• TASK STATEMENT
In the data that follows, count each line holding the string "POWER"; answer with the number only.

>> BEGIN SUPPLIED DATA

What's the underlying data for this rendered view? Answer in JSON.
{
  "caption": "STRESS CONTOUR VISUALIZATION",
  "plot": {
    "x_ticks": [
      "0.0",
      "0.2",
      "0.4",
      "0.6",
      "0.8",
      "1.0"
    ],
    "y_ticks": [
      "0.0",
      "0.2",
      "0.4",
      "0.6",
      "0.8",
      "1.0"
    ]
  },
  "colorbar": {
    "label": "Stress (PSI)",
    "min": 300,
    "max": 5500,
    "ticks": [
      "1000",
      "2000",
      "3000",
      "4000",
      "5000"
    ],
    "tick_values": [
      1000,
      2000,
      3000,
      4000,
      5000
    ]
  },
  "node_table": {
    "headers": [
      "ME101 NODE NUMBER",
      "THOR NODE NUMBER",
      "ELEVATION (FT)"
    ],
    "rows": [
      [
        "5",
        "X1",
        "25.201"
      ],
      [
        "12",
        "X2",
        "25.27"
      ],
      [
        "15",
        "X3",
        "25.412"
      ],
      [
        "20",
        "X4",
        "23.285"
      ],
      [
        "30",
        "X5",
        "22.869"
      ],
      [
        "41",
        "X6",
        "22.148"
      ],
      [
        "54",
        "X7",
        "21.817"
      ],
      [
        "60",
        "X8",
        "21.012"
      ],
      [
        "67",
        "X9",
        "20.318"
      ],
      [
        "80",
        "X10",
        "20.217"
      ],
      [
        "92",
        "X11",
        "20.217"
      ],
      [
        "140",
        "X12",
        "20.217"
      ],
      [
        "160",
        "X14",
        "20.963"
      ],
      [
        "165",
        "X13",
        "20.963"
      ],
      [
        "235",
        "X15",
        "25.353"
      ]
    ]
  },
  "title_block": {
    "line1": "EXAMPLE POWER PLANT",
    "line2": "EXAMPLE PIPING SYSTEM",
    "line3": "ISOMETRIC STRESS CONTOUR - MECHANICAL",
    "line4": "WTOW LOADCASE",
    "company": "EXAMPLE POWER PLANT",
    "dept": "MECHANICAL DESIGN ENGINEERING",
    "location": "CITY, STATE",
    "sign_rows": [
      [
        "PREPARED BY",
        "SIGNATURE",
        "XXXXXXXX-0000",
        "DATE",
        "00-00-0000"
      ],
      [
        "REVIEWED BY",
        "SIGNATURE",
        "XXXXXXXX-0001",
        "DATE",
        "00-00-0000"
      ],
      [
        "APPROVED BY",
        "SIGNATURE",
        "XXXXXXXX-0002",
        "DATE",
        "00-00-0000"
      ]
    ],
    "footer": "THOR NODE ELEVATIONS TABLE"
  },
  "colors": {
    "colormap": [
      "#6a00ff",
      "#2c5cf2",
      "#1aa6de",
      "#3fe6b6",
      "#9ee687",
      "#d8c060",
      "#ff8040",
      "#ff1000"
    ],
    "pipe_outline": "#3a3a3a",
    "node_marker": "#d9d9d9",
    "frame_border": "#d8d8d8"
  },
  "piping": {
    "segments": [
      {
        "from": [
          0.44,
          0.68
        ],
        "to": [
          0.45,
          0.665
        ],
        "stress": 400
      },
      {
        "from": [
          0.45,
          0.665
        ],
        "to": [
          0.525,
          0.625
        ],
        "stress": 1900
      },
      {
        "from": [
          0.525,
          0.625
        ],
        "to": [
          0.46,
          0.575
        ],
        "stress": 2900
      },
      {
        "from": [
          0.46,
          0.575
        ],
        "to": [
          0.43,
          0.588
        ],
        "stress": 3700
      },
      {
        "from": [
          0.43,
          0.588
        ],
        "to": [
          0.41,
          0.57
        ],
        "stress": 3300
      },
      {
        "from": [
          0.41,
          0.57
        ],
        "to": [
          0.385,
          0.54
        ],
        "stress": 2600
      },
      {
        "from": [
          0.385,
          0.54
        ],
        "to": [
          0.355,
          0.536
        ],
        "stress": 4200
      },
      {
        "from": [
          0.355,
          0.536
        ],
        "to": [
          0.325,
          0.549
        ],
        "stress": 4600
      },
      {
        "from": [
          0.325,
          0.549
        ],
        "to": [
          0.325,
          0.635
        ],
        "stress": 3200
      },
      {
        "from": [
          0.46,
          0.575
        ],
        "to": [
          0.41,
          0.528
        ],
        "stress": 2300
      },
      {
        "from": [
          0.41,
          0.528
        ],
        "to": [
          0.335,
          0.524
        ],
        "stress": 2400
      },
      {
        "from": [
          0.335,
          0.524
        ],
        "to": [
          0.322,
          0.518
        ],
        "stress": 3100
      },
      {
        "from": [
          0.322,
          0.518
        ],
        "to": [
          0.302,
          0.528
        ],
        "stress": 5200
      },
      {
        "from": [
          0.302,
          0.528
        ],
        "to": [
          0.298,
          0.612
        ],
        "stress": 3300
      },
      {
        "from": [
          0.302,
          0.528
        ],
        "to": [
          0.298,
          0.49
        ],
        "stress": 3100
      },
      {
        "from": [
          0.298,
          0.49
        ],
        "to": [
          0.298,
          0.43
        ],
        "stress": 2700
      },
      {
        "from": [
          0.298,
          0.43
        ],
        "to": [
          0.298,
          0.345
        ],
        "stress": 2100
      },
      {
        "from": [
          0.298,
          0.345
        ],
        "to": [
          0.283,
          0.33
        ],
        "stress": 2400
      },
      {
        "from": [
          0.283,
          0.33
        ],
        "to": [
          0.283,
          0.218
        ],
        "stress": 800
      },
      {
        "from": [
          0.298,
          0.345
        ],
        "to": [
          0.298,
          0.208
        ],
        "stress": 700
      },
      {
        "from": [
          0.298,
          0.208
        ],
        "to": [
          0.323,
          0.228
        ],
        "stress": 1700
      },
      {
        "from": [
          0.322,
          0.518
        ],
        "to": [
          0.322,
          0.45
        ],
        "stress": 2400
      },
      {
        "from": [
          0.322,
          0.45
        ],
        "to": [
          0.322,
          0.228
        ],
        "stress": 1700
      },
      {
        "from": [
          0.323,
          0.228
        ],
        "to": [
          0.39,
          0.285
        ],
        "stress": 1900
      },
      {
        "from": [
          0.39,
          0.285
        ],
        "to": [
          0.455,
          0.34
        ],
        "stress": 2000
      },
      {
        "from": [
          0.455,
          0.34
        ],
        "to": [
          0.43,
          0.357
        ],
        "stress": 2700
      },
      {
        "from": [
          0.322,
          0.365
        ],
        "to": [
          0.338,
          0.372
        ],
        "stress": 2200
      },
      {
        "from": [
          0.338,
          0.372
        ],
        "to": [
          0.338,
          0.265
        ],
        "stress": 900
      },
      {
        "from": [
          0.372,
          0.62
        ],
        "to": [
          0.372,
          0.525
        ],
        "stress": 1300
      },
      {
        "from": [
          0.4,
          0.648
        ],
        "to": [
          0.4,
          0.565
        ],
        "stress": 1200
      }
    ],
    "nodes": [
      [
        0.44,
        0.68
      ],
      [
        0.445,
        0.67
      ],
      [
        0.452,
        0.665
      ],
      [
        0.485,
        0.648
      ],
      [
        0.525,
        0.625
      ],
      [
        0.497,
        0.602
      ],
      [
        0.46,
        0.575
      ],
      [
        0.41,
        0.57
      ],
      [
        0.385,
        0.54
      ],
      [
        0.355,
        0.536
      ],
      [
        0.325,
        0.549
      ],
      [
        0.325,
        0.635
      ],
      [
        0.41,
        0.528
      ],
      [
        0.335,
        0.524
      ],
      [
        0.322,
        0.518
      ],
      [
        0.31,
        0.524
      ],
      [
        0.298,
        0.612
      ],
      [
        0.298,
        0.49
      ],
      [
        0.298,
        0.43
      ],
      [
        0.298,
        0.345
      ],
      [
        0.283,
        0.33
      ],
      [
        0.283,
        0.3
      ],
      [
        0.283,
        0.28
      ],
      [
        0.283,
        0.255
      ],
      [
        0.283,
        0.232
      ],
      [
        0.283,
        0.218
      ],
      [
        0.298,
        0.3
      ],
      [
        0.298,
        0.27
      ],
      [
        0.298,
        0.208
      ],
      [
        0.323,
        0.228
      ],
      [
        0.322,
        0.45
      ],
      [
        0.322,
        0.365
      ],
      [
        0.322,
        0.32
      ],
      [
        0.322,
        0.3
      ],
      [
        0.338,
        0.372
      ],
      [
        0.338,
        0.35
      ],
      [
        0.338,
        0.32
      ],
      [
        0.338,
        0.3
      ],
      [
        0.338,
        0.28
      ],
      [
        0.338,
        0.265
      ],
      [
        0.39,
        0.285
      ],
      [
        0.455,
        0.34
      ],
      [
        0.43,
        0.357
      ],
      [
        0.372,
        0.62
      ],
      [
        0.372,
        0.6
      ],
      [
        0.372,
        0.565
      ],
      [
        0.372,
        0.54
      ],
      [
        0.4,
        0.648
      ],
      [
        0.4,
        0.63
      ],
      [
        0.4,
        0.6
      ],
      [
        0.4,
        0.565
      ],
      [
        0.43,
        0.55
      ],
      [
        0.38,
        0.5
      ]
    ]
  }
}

>> END SUPPLIED DATA

• FINAL RESULT
2